## EXTRACT PROVIDED
= Beginning of Section =

The emotional vocabulary most adults have was given to them in childhood, and it tends to be limited and evaluative — some feelings are "good," others are "bad," and the goal is to have more of the first and fewer of the second. This framework is not only inaccurate; it actively prevents the kind of emotional processing that leads to genuine wellbeing. Emotional First Aid offers a completely different approach: emotions as information, and emotional skill as the capacity to receive that information accurately.
The book is organised around eight core emotional experiences most commonly dysregulating for people navigating major change: grief and sadness, fear and anxiety, anger and resentment, shame and guilt, loneliness and disconnection, helplessness and hopelessness, confusion and overwhelm, and the numb flatness that often follows sustained intense emotion. For each, the book explains the adaptive function, the dysfunctional patterns that develop when it is suppressed, and a set of practices for moving through it skillfully.
The practices draw from emotion-focused therapy, dialectical behaviour therapy (DBT), acceptance and commitment therapy (ACT), and somatic approaches. They include emotion naming and validation, urge-surfing, emotional tracking, and values-based action in the presence of difficult emotions — all explained in plain language with concrete examples.
A final section addresses the emotional complexity specific to major life transitions: mixed emotions (grief and relief simultaneously), guilt about positive feelings, and the exhaustion of sustained emotional labour. Emotional First Aid is the emotional intelligence handbook for the journey of change.

= End of Section =

## DATA EXCERPTS
= Beginning of Section =

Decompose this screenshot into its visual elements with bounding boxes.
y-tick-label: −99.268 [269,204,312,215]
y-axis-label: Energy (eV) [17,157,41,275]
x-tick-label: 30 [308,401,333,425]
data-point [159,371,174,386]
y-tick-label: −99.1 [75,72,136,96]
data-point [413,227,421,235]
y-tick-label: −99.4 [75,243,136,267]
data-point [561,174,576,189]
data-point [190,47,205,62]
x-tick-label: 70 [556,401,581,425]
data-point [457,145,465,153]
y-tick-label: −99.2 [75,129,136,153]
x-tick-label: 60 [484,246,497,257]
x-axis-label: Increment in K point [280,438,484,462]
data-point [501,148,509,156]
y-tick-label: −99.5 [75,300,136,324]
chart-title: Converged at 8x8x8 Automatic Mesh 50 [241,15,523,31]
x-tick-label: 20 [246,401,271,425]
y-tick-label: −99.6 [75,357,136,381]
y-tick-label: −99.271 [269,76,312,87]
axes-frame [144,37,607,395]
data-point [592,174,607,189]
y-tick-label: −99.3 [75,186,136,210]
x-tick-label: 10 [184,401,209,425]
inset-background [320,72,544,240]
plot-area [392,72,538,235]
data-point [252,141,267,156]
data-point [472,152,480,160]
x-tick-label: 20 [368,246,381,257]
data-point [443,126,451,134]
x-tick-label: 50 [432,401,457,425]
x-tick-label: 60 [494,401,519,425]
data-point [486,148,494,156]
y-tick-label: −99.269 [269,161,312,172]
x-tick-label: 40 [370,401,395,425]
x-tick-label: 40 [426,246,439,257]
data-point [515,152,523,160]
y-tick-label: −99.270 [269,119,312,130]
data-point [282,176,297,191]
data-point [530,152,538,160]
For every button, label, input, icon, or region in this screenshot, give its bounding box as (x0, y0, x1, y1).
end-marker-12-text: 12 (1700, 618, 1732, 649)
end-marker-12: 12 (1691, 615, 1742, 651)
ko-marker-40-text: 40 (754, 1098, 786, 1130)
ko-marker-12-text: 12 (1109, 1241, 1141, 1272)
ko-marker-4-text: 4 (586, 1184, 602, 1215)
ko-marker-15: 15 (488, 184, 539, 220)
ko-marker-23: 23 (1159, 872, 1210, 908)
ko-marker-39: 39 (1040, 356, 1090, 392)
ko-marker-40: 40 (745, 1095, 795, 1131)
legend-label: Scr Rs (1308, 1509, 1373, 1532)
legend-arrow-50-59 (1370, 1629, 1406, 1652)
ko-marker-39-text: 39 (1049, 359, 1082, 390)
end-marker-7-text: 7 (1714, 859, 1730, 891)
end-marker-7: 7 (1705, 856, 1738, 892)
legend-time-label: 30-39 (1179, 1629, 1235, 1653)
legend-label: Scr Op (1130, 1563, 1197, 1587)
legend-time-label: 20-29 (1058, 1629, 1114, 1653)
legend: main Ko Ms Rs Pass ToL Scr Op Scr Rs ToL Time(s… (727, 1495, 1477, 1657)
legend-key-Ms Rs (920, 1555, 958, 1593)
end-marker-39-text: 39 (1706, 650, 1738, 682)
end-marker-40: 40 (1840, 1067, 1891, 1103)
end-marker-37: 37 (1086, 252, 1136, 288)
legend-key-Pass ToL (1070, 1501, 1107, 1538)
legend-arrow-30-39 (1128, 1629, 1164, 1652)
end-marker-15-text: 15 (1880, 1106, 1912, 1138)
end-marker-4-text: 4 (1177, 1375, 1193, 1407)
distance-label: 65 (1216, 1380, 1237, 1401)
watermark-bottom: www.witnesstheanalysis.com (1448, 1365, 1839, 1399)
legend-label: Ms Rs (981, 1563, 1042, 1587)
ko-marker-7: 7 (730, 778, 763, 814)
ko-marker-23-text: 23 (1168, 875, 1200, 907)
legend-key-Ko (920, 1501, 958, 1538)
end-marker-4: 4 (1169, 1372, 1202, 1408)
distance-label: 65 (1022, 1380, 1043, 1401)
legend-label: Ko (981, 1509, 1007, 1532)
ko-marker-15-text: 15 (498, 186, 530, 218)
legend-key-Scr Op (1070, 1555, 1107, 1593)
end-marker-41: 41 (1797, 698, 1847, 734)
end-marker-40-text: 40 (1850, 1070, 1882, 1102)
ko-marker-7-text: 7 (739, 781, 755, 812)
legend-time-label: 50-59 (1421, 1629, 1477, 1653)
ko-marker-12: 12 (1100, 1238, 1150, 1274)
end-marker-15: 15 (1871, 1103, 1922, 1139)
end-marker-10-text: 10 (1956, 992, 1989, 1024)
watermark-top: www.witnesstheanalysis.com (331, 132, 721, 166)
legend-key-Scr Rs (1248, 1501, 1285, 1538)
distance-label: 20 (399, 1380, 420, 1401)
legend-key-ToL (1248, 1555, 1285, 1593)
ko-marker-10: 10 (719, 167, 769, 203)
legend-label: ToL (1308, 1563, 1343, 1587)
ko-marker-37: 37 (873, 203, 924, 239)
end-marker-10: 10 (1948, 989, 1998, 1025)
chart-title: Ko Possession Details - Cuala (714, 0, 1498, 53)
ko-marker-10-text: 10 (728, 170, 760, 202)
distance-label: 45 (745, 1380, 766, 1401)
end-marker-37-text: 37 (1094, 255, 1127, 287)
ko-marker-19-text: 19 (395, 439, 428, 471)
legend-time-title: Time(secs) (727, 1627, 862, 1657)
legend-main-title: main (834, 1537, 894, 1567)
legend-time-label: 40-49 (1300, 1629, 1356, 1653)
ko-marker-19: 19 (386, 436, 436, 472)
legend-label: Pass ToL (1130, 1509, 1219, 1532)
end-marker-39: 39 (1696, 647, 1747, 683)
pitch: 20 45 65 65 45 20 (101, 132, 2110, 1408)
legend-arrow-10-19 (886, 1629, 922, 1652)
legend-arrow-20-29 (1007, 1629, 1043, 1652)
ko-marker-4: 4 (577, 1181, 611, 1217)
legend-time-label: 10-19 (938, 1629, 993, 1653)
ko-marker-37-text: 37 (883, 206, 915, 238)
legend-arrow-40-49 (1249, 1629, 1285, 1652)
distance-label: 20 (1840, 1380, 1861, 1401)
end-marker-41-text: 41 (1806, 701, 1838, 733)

= End of Section =

Answer these questions from the description of Emotional First Aid:
1. How many core emotional experiences is the book built around?
2. What four approaches do its practices draw from?
3. What example of mixed emotions does the final section give?
The items have nothing to do with the text.

## SOLVED EXERCISE
1. Eight.
2. Emotion-focused therapy, dialectical behavior therapy (DBT), acceptance and commitment therapy (ACT), and somatic approaches.
3. Grief and relief at the same time.